## INFORMATION GIVEN
───
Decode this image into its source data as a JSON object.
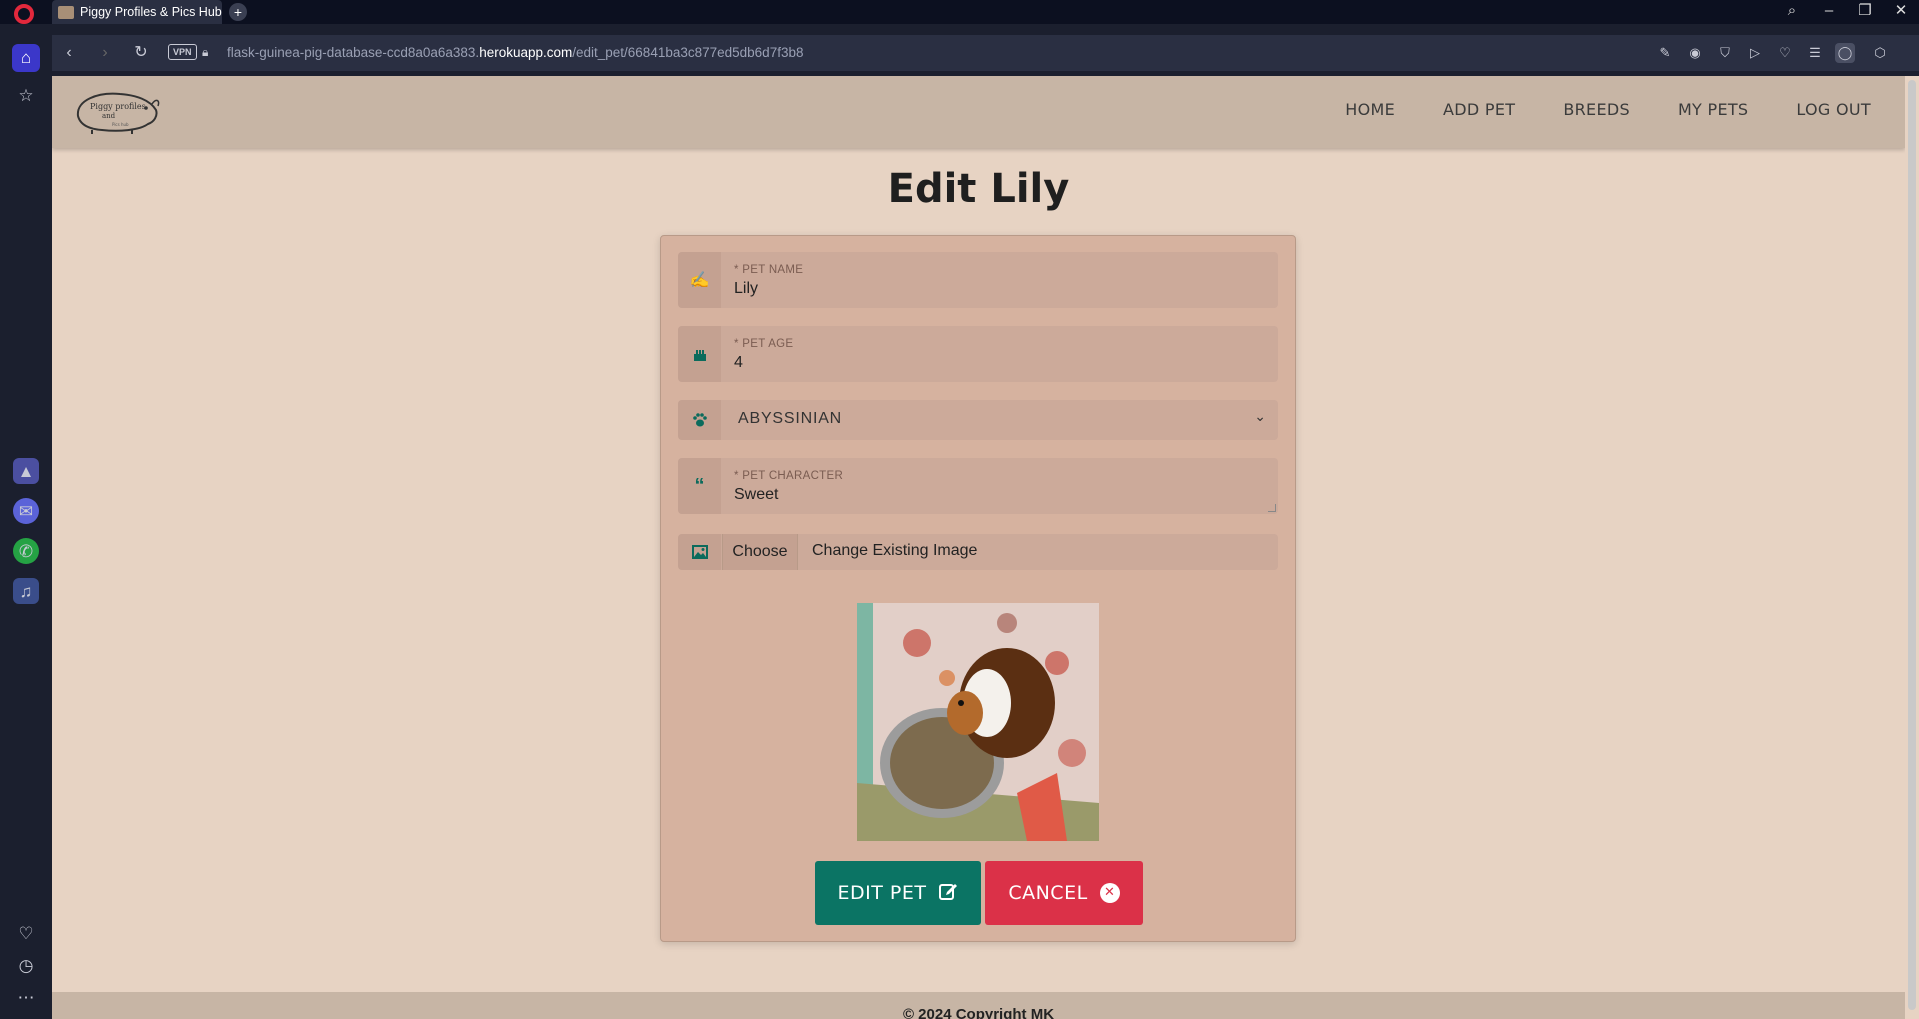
{
  "browser": {
    "tab_title": "Piggy Profiles & Pics Hub",
    "new_tab": "+",
    "url_prefix": "flask-guinea-pig-database-ccd8a0a6a383.",
    "url_host": "herokuapp.com",
    "url_path": "/edit_pet/66841ba3c877ed5db6d7f3b8",
    "vpn_label": "VPN"
  },
  "site": {
    "logo_line1": "Piggy profiles",
    "logo_line2": "and",
    "logo_line3": "Pics hub",
    "nav": [
      "HOME",
      "ADD PET",
      "BREEDS",
      "MY PETS",
      "LOG OUT"
    ]
  },
  "form": {
    "title": "Edit Lily",
    "name_label": "* PET NAME",
    "name_value": "Lily",
    "age_label": "* PET AGE",
    "age_value": "4",
    "breed_value": "ABYSSINIAN",
    "character_label": "* PET CHARACTER",
    "character_value": "Sweet",
    "file_button": "Choose",
    "file_text": "Change Existing Image",
    "edit_button": "EDIT PET",
    "cancel_button": "CANCEL"
  },
  "footer": {
    "text": "© 2024 Copyright MK"
  },
  "colors": {
    "page_bg": "#e7d3c3",
    "navbar_bg": "#c7b5a5",
    "card_bg": "#d6b29f",
    "accent_green": "#0b7464",
    "accent_red": "#db3148"
  }
}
───
## INSTRUCTION
Copy the data character for character, but drop all pictures from the copy.

## RESPONSE FOR THIS EXERCISE
Decode this image into its source data as a JSON object.
{
  "browser": {
    "tab_title": "Piggy Profiles & Pics Hub",
    "new_tab": "+",
    "url_prefix": "flask-guinea-pig-database-ccd8a0a6a383.",
    "url_host": "herokuapp.com",
    "url_path": "/edit_pet/66841ba3c877ed5db6d7f3b8",
    "vpn_label": "VPN"
  },
  "site": {
    "logo_line1": "Piggy profiles",
    "logo_line2": "and",
    "logo_line3": "Pics hub",
    "nav": [
      "HOME",
      "ADD PET",
      "BREEDS",
      "MY PETS",
      "LOG OUT"
    ]
  },
  "form": {
    "title": "Edit Lily",
    "name_label": "* PET NAME",
    "name_value": "Lily",
    "age_label": "* PET AGE",
    "age_value": "4",
    "breed_value": "ABYSSINIAN",
    "character_label": "* PET CHARACTER",
    "character_value": "Sweet",
    "file_button": "Choose",
    "file_text": "Change Existing Image",
    "edit_button": "EDIT PET",
    "cancel_button": "CANCEL"
  },
  "footer": {
    "text": "© 2024 Copyright MK"
  },
  "colors": {
    "page_bg": "#e7d3c3",
    "navbar_bg": "#c7b5a5",
    "card_bg": "#d6b29f",
    "accent_green": "#0b7464",
    "accent_red": "#db3148"
  }
}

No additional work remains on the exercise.